- _What is asked_
From the entries below, list each line with "enough".

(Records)
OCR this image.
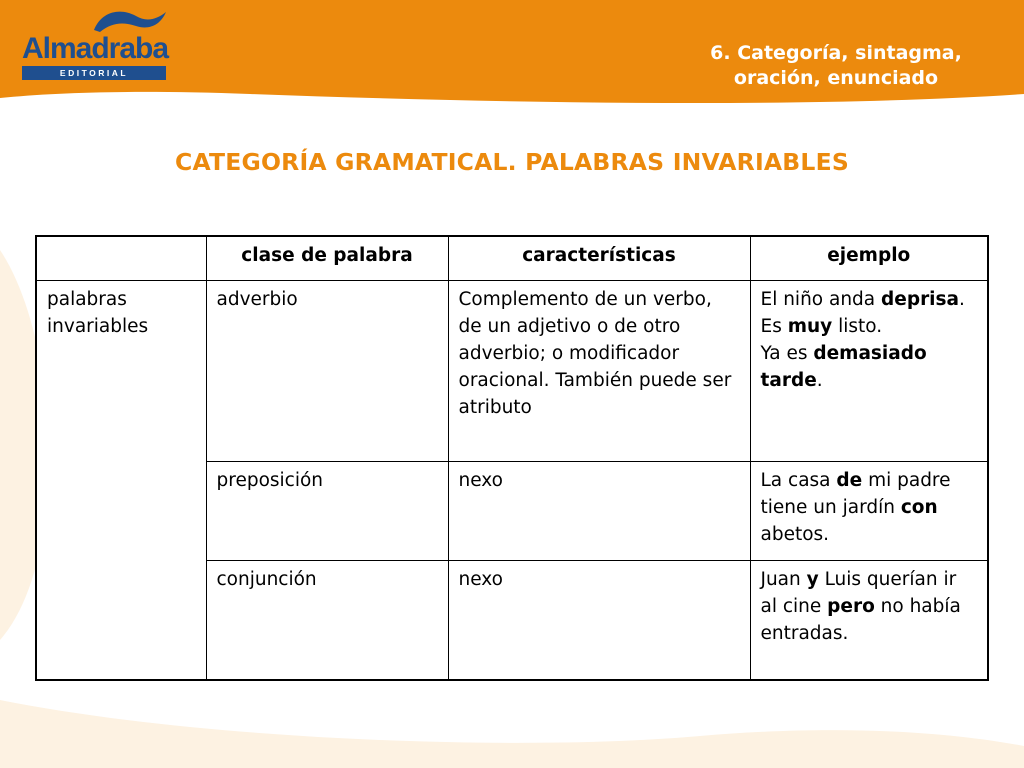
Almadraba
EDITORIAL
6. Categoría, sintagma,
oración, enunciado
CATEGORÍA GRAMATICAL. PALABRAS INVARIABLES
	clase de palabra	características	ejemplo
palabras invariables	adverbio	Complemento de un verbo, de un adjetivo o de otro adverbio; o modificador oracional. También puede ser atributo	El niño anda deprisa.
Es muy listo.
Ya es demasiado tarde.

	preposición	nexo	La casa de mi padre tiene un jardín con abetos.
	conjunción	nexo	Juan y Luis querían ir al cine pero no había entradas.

* * *

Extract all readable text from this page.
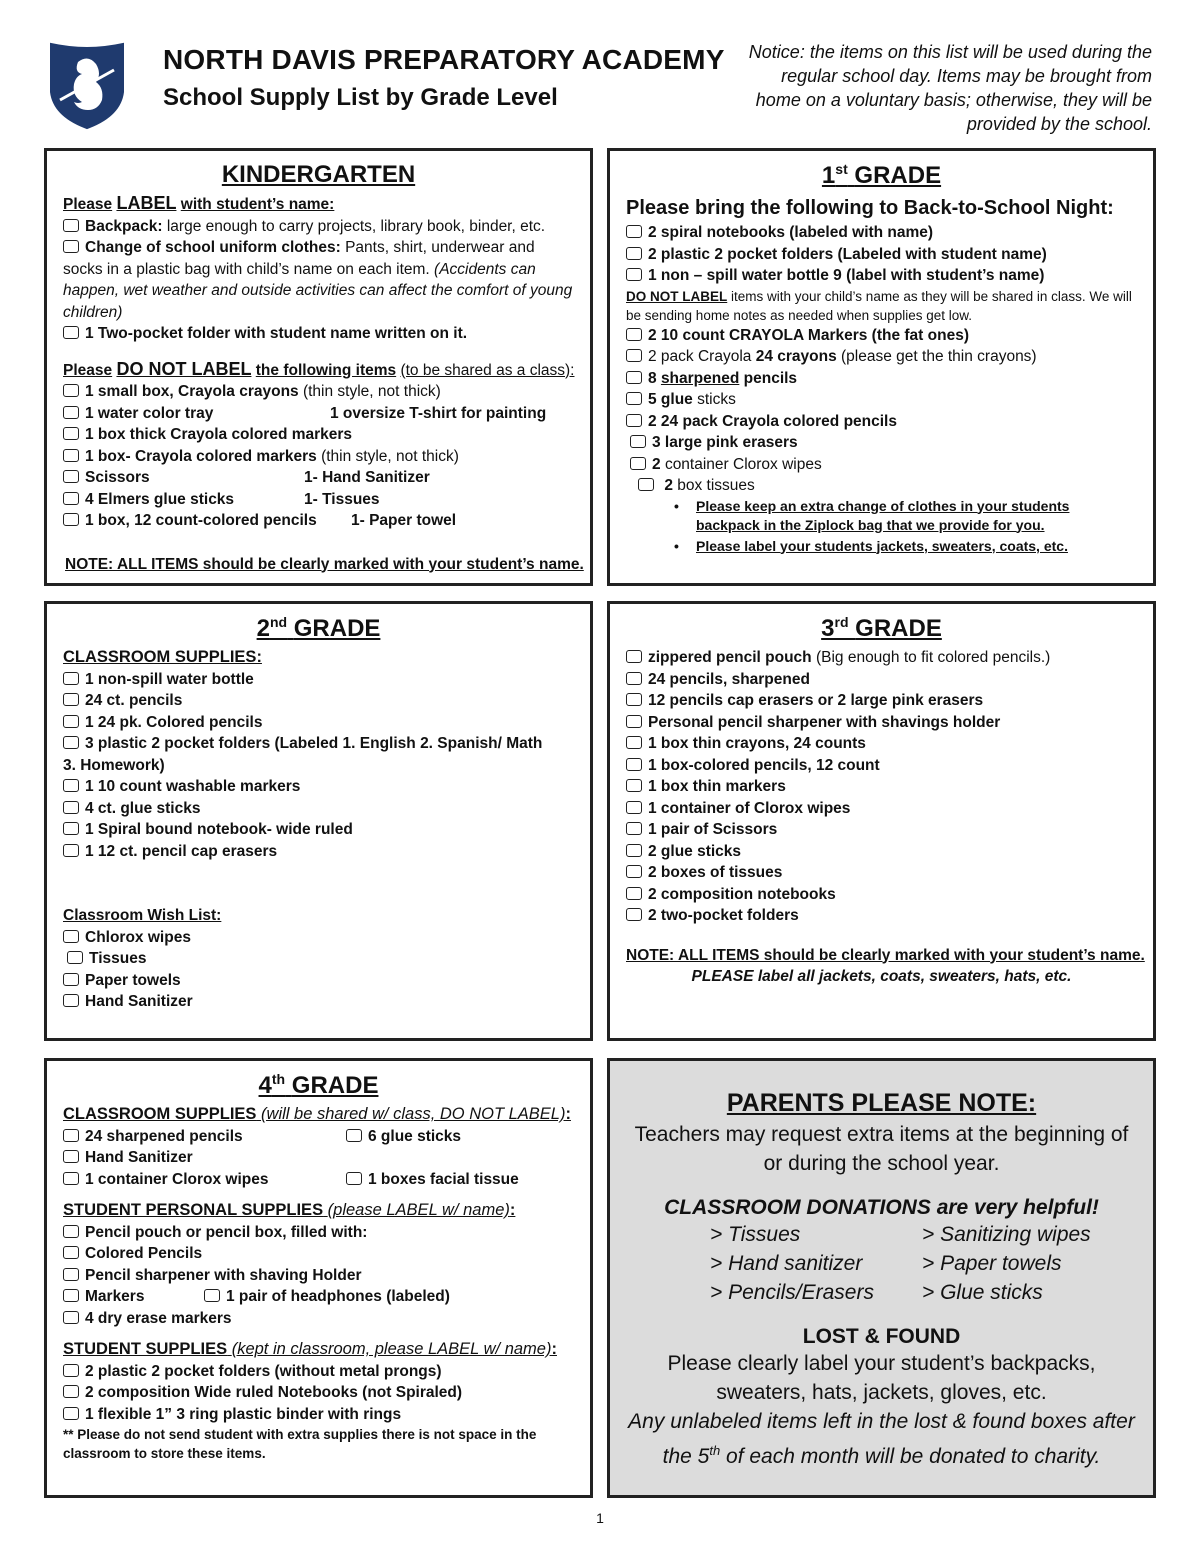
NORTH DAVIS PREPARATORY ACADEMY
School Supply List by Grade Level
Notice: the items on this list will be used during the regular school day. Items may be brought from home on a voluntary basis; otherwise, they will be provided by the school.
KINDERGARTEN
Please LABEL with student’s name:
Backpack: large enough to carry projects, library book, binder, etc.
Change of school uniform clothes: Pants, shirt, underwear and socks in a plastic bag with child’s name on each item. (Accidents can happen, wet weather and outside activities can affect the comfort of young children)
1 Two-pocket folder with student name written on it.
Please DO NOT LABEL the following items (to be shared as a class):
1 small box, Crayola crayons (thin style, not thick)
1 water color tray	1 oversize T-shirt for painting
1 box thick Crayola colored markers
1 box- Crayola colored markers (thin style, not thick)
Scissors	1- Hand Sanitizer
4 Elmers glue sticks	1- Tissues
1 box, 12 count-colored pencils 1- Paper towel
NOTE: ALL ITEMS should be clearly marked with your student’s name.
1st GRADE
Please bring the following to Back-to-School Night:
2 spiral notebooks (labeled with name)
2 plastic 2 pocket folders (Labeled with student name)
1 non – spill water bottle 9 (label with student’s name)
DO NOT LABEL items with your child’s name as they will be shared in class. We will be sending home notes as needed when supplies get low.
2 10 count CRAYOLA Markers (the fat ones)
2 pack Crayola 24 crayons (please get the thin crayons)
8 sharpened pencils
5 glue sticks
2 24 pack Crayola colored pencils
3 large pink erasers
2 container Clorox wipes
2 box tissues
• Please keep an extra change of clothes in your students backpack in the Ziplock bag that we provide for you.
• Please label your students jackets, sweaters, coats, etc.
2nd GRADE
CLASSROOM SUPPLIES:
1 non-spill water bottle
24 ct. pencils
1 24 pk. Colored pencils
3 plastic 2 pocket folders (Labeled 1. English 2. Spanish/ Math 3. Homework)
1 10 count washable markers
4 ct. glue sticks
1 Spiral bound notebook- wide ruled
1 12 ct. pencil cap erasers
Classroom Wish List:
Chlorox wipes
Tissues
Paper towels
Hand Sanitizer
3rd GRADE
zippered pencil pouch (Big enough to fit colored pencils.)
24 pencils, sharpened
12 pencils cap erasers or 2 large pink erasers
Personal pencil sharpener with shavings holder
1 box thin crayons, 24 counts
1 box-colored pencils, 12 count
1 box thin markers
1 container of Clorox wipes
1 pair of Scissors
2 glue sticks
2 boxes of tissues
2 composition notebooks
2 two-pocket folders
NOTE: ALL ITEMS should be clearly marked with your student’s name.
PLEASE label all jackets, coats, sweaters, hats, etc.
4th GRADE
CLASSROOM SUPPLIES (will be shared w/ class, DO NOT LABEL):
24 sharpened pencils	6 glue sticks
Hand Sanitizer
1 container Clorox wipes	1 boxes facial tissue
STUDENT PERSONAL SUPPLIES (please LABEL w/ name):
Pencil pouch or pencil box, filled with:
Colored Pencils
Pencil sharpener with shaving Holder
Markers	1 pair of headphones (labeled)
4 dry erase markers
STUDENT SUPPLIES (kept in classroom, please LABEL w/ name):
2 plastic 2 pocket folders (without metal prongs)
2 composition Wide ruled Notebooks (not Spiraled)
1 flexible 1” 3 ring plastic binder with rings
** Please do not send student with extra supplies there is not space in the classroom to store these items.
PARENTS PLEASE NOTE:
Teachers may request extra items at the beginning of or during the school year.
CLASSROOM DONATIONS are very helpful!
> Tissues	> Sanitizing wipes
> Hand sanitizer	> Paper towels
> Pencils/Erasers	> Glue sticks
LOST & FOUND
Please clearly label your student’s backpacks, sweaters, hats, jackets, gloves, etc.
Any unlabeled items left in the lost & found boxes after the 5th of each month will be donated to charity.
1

- _Worked answer_
Backpack: large enough to carry projects, library book, binder, etc.
zippered pencil pouch (Big enough to fit colored pencils.)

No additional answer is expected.